[BEGIN INPUT MATERIAL]
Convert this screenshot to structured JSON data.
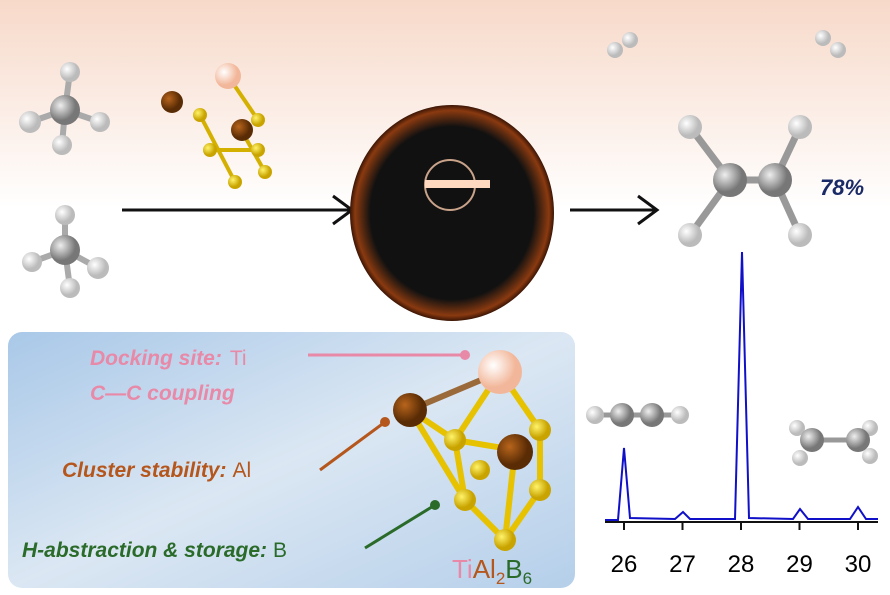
{
  "yield": "78%",
  "roles": {
    "docking_label": "Docking site:",
    "docking_element": "Ti",
    "coupling": "C—C coupling",
    "stability_label": "Cluster stability:",
    "stability_element": "Al",
    "abstraction_label": "H-abstraction & storage:",
    "abstraction_element": "B"
  },
  "formula": {
    "ti": "Ti",
    "al": "Al",
    "al_count": "2",
    "b": "B",
    "b_count": "6"
  },
  "spectrum": {
    "xticks": [
      "26",
      "27",
      "28",
      "29",
      "30"
    ]
  }
}
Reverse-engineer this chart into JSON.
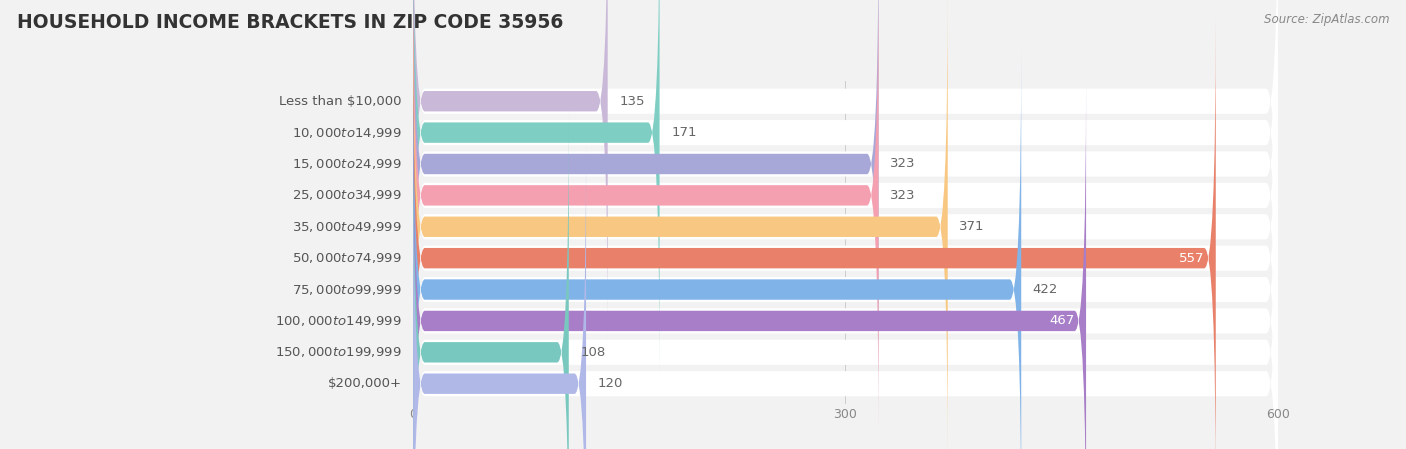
{
  "title": "HOUSEHOLD INCOME BRACKETS IN ZIP CODE 35956",
  "source": "Source: ZipAtlas.com",
  "categories": [
    "Less than $10,000",
    "$10,000 to $14,999",
    "$15,000 to $24,999",
    "$25,000 to $34,999",
    "$35,000 to $49,999",
    "$50,000 to $74,999",
    "$75,000 to $99,999",
    "$100,000 to $149,999",
    "$150,000 to $199,999",
    "$200,000+"
  ],
  "values": [
    135,
    171,
    323,
    323,
    371,
    557,
    422,
    467,
    108,
    120
  ],
  "bar_colors": [
    "#c9b8d8",
    "#7ecec4",
    "#a8a8d8",
    "#f4a0b0",
    "#f8c882",
    "#e8806a",
    "#80b4e8",
    "#a87ec8",
    "#78c8c0",
    "#b0b8e8"
  ],
  "background_color": "#f2f2f2",
  "bar_bg_color": "#ffffff",
  "data_min": 0,
  "data_max": 600,
  "xticks": [
    0,
    300,
    600
  ],
  "title_fontsize": 13.5,
  "label_fontsize": 9.5,
  "value_fontsize": 9.5
}
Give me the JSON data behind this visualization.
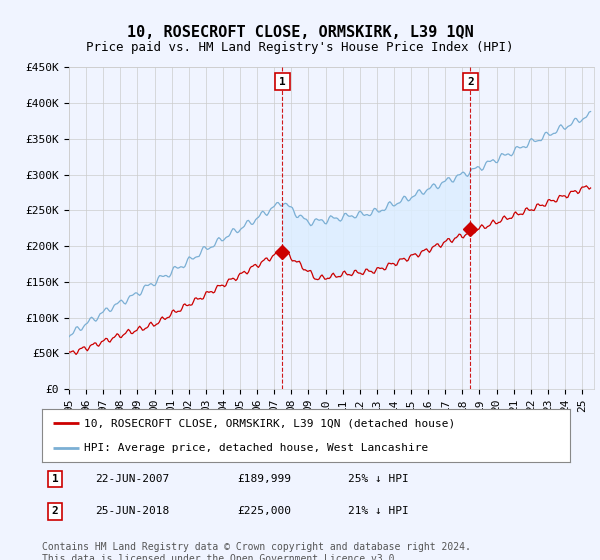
{
  "title": "10, ROSECROFT CLOSE, ORMSKIRK, L39 1QN",
  "subtitle": "Price paid vs. HM Land Registry's House Price Index (HPI)",
  "ylim": [
    0,
    450000
  ],
  "yticks": [
    0,
    50000,
    100000,
    150000,
    200000,
    250000,
    300000,
    350000,
    400000,
    450000
  ],
  "ytick_labels": [
    "£0",
    "£50K",
    "£100K",
    "£150K",
    "£200K",
    "£250K",
    "£300K",
    "£350K",
    "£400K",
    "£450K"
  ],
  "xlim_start": 1995.0,
  "xlim_end": 2025.7,
  "purchases": [
    {
      "date_num": 2007.47,
      "price": 189999,
      "label": "1",
      "hpi_pct": "25% ↓ HPI",
      "date_str": "22-JUN-2007",
      "price_str": "£189,999"
    },
    {
      "date_num": 2018.47,
      "price": 225000,
      "label": "2",
      "hpi_pct": "21% ↓ HPI",
      "date_str": "25-JUN-2018",
      "price_str": "£225,000"
    }
  ],
  "red_line_color": "#cc0000",
  "blue_line_color": "#7bafd4",
  "blue_fill_color": "#ddeeff",
  "background_color": "#f0f4ff",
  "grid_color": "#cccccc",
  "legend_label_red": "10, ROSECROFT CLOSE, ORMSKIRK, L39 1QN (detached house)",
  "legend_label_blue": "HPI: Average price, detached house, West Lancashire",
  "footer": "Contains HM Land Registry data © Crown copyright and database right 2024.\nThis data is licensed under the Open Government Licence v3.0.",
  "title_fontsize": 11,
  "subtitle_fontsize": 9,
  "tick_fontsize": 8,
  "legend_fontsize": 8,
  "footer_fontsize": 7
}
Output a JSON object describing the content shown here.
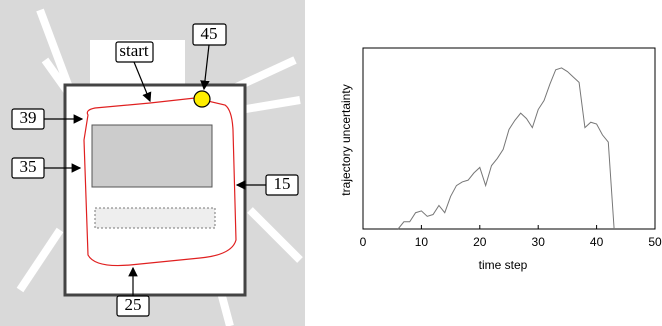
{
  "map": {
    "labels": [
      "start",
      "45",
      "39",
      "35",
      "15",
      "25"
    ]
  },
  "chart_data": {
    "type": "line",
    "xlabel": "time step",
    "ylabel": "trajectory uncertainty",
    "x": [
      6,
      7,
      8,
      9,
      10,
      11,
      12,
      13,
      14,
      15,
      16,
      17,
      18,
      19,
      20,
      21,
      22,
      23,
      24,
      25,
      26,
      27,
      28,
      29,
      30,
      31,
      32,
      33,
      34,
      35,
      36,
      37,
      38,
      39,
      40,
      41,
      42,
      43
    ],
    "series": [
      {
        "color": "#777777",
        "values": [
          0,
          0.04,
          0.04,
          0.09,
          0.1,
          0.07,
          0.08,
          0.13,
          0.09,
          0.18,
          0.24,
          0.26,
          0.27,
          0.31,
          0.34,
          0.24,
          0.35,
          0.39,
          0.44,
          0.55,
          0.6,
          0.64,
          0.61,
          0.56,
          0.66,
          0.71,
          0.8,
          0.88,
          0.89,
          0.87,
          0.84,
          0.81,
          0.56,
          0.59,
          0.58,
          0.52,
          0.48,
          0
        ]
      }
    ],
    "xlim": [
      0,
      50
    ],
    "xticks": [
      0,
      10,
      20,
      30,
      40,
      50
    ],
    "ylim": [
      0,
      1
    ]
  }
}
[END INPUT MATERIAL]
PROBLEM REQUIREMENTS: Omitting all images, retype each line of the records precisely.

SOLUTION TO THIS EXERCISE:
Convert this screenshot to structured JSON data.
{
  "yield": "78%",
  "roles": {
    "docking_label": "Docking site:",
    "docking_element": "Ti",
    "coupling": "C—C coupling",
    "stability_label": "Cluster stability:",
    "stability_element": "Al",
    "abstraction_label": "H-abstraction & storage:",
    "abstraction_element": "B"
  },
  "formula": {
    "ti": "Ti",
    "al": "Al",
    "al_count": "2",
    "b": "B",
    "b_count": "6"
  },
  "spectrum": {
    "xticks": [
      "26",
      "27",
      "28",
      "29",
      "30"
    ]
  }
}
Reverse-engineer this chart into JSON.
{
  "title": "HOUSEHOLD INCOME BRACKETS IN ZIP CODE 35956",
  "source": "Source: ZipAtlas.com",
  "categories": [
    "Less than $10,000",
    "$10,000 to $14,999",
    "$15,000 to $24,999",
    "$25,000 to $34,999",
    "$35,000 to $49,999",
    "$50,000 to $74,999",
    "$75,000 to $99,999",
    "$100,000 to $149,999",
    "$150,000 to $199,999",
    "$200,000+"
  ],
  "values": [
    135,
    171,
    323,
    323,
    371,
    557,
    422,
    467,
    108,
    120
  ],
  "bar_colors": [
    "#c9b8d8",
    "#7ecec4",
    "#a8a8d8",
    "#f4a0b0",
    "#f8c882",
    "#e8806a",
    "#80b4e8",
    "#a87ec8",
    "#78c8c0",
    "#b0b8e8"
  ],
  "background_color": "#f2f2f2",
  "bar_bg_color": "#ffffff",
  "data_min": 0,
  "data_max": 600,
  "xticks": [
    0,
    300,
    600
  ],
  "title_fontsize": 13.5,
  "label_fontsize": 9.5,
  "value_fontsize": 9.5
}
Give me the JSON data behind this visualization.
{
  "title": "10, ROSECROFT CLOSE, ORMSKIRK, L39 1QN",
  "subtitle": "Price paid vs. HM Land Registry's House Price Index (HPI)",
  "ylim": [
    0,
    450000
  ],
  "yticks": [
    0,
    50000,
    100000,
    150000,
    200000,
    250000,
    300000,
    350000,
    400000,
    450000
  ],
  "ytick_labels": [
    "£0",
    "£50K",
    "£100K",
    "£150K",
    "£200K",
    "£250K",
    "£300K",
    "£350K",
    "£400K",
    "£450K"
  ],
  "xlim_start": 1995.0,
  "xlim_end": 2025.7,
  "purchases": [
    {
      "date_num": 2007.47,
      "price": 189999,
      "label": "1",
      "hpi_pct": "25% ↓ HPI",
      "date_str": "22-JUN-2007",
      "price_str": "£189,999"
    },
    {
      "date_num": 2018.47,
      "price": 225000,
      "label": "2",
      "hpi_pct": "21% ↓ HPI",
      "date_str": "25-JUN-2018",
      "price_str": "£225,000"
    }
  ],
  "red_line_color": "#cc0000",
  "blue_line_color": "#7bafd4",
  "blue_fill_color": "#ddeeff",
  "background_color": "#f0f4ff",
  "grid_color": "#cccccc",
  "legend_label_red": "10, ROSECROFT CLOSE, ORMSKIRK, L39 1QN (detached house)",
  "legend_label_blue": "HPI: Average price, detached house, West Lancashire",
  "footer": "Contains HM Land Registry data © Crown copyright and database right 2024.\nThis data is licensed under the Open Government Licence v3.0.",
  "title_fontsize": 11,
  "subtitle_fontsize": 9,
  "tick_fontsize": 8,
  "legend_fontsize": 8,
  "footer_fontsize": 7
}
Output a JSON object describing the content shown here.
{
  "map": {
    "labels": [
      "start",
      "45",
      "39",
      "35",
      "15",
      "25"
    ]
  },
  "chart_data": {
    "type": "line",
    "xlabel": "time step",
    "ylabel": "trajectory uncertainty",
    "x": [
      6,
      7,
      8,
      9,
      10,
      11,
      12,
      13,
      14,
      15,
      16,
      17,
      18,
      19,
      20,
      21,
      22,
      23,
      24,
      25,
      26,
      27,
      28,
      29,
      30,
      31,
      32,
      33,
      34,
      35,
      36,
      37,
      38,
      39,
      40,
      41,
      42,
      43
    ],
    "series": [
      {
        "color": "#777777",
        "values": [
          0,
          0.04,
          0.04,
          0.09,
          0.1,
          0.07,
          0.08,
          0.13,
          0.09,
          0.18,
          0.24,
          0.26,
          0.27,
          0.31,
          0.34,
          0.24,
          0.35,
          0.39,
          0.44,
          0.55,
          0.6,
          0.64,
          0.61,
          0.56,
          0.66,
          0.71,
          0.8,
          0.88,
          0.89,
          0.87,
          0.84,
          0.81,
          0.56,
          0.59,
          0.58,
          0.52,
          0.48,
          0
        ]
      }
    ],
    "xlim": [
      0,
      50
    ],
    "xticks": [
      0,
      10,
      20,
      30,
      40,
      50
    ],
    "ylim": [
      0,
      1
    ]
  }
}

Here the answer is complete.